What to work on:
All lines below must be repeated exactly, with the pictures omitted.

Given records:

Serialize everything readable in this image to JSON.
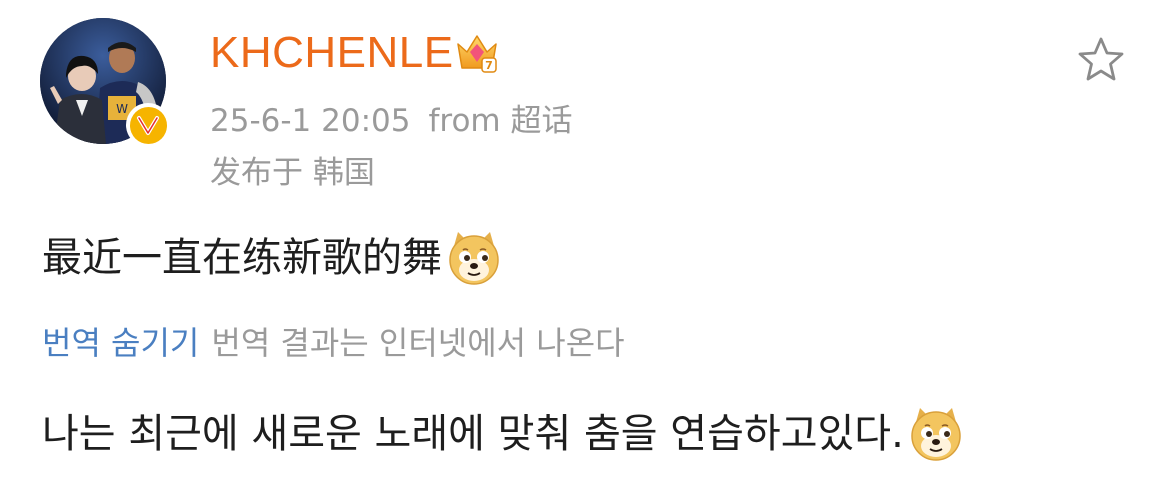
{
  "post": {
    "author": {
      "name": "KHCHENLE",
      "avatar_icon": "user-avatar-photo",
      "verified_badge_letter": "v",
      "badge_icon": "crown-icon"
    },
    "meta": {
      "time": "25-6-1 20:05",
      "source": "from 超话",
      "location": "发布于 韩国"
    },
    "text": "最近一直在练新歌的舞",
    "translation": {
      "hide_label": "번역 숨기기",
      "note": "번역 결과는 인터넷에서 나온다",
      "text": "나는 최근에 새로운 노래에 맞춰 춤을 연습하고있다."
    },
    "emoji_icon": "doge-emoji-icon",
    "actions": {
      "favorite_icon": "star-outline-icon"
    }
  },
  "colors": {
    "username": "#ec6a1a",
    "meta": "#9a9a9a",
    "link": "#4a7fc1",
    "badge": "#f6b400",
    "text": "#1e1e1e"
  }
}
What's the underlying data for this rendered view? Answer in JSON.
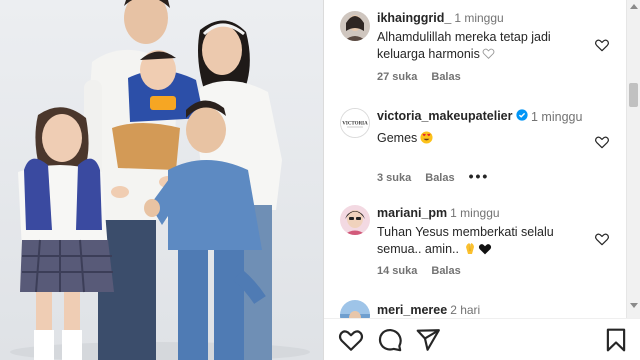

The result:
Serialize everything readable in this image to JSON.
{
  "post": {
    "author": {
      "name": "KHCHENLE",
      "avatar_icon": "user-avatar-photo",
      "verified_badge_letter": "v",
      "badge_icon": "crown-icon"
    },
    "meta": {
      "time": "25-6-1 20:05",
      "source": "from 超话",
      "location": "发布于 韩国"
    },
    "text": "最近一直在练新歌的舞",
    "translation": {
      "hide_label": "번역 숨기기",
      "note": "번역 결과는 인터넷에서 나온다",
      "text": "나는 최근에 새로운 노래에 맞춰 춤을 연습하고있다."
    },
    "emoji_icon": "doge-emoji-icon",
    "actions": {
      "favorite_icon": "star-outline-icon"
    }
  },
  "colors": {
    "username": "#ec6a1a",
    "meta": "#9a9a9a",
    "link": "#4a7fc1",
    "badge": "#f6b400",
    "text": "#1e1e1e"
  }
}
What's the underlying data for this rendered view? Answer in JSON.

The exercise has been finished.